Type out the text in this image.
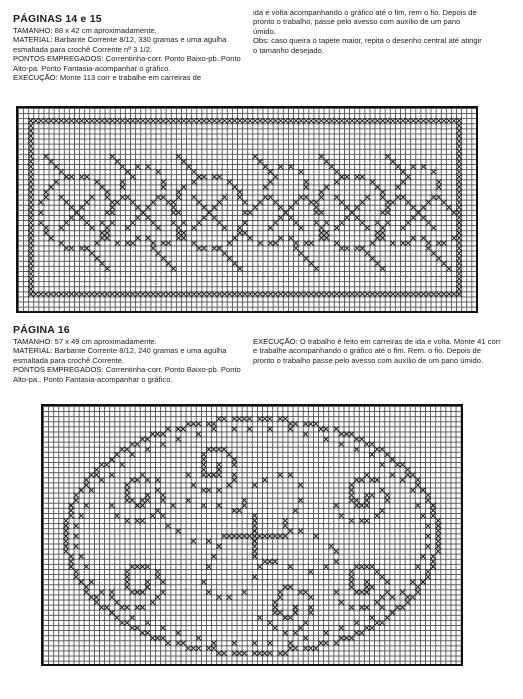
PÁGINAS 14 e 15

TAMANHO: 88 x 42 cm aproximadamente.

MATERIAL: Barbante Corrente 8/12, 330 gramas e uma agulha esmaltada para crochê Corrente nº 3 1/2.

PONTOS EMPREGADOS: Correntinha-corr. Ponto Baixo-pb. Ponto Alto-pa. Ponto Fantasia-acompanhar o gráfico.

EXECUÇÃO: Monte 113 corr e trabalhe em carreiras de

ida e volta acompanhando o gráfico até o fim, rem o fio. Depois de pronto o trabalho, passe pelo avesso com auxílio de um pano úmido.

Obs: caso queira o tapete maior, repita o desenho central até atingir o tamanho desejado.

PÁGINA 16

TAMANHO: 57 x 49 cm aproximadamente.

MATERIAL: Barbante Corrente 8/12, 240 gramas e uma agulha esmaltada para crochê Corrente.

PONTOS EMPREGADOS: Correntinha-corr. Ponto Baixo-pb. Ponto Alto-pa.. Ponto Fantasia-acompanhar o gráfico.

EXECUÇÃO: O trabalho é feito em carreiras de ida e volta. Monte 41 corr e trabalhe acompanhando o gráfico até o fim. Rem. o fio. Depois de pronto o trabalho passe pelo avesso com auxílio de um pano úmido.
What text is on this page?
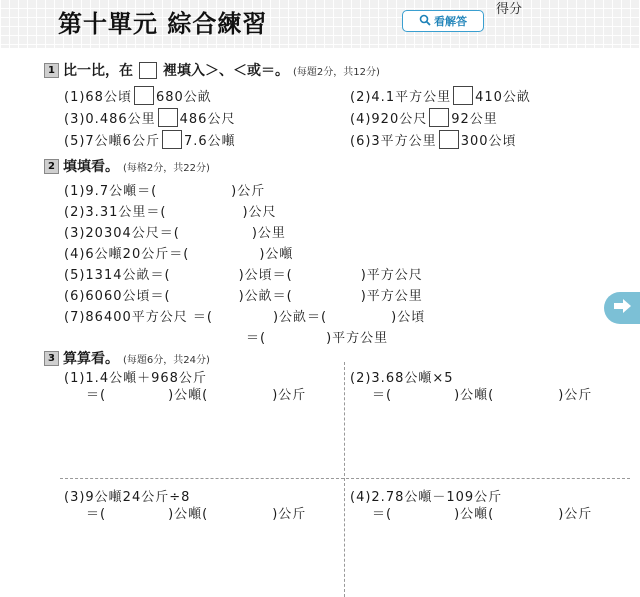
第十單元 綜合練習	看解答
得分
1 比一比，在 裡填入＞、＜或＝。 (每題2分，共12分)
(1)68公頃 680公畝	(2)4.1平方公里 410公畝
(3)0.486公里 486公尺	(4)920公尺 92公里
(5)7公噸6公斤 7.6公噸	(6)3平方公里 300公頃
2 填填看。 (每格2分，共22分)
(1)9.7公噸＝(	)公斤
(2)3.31公里＝(	)公尺
(3)20304公尺＝(	)公里
(4)6公噸20公斤＝(	)公噸
(5)1314公畝＝(	)公頃＝(	)平方公尺
(6)6060公頃＝(	)公畝＝(	)平方公里
(7)86400平方公尺 ＝(	)公畝＝(	)公頃
＝(	)平方公里
3 算算看。 (每題6分，共24分)
(1)1.4公噸＋968公斤
＝(	)公噸(	)公斤
(2)3.68公噸×5
＝(	)公噸(	)公斤
(3)9公噸24公斤÷8
＝(	)公噸(	)公斤
(4)2.78公噸－109公斤
＝(	)公噸(	)公斤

--

_Your goal:_ State the count of lines holding the string "auxílio" in the listing above, and nothing else.

_Written answer:_ 2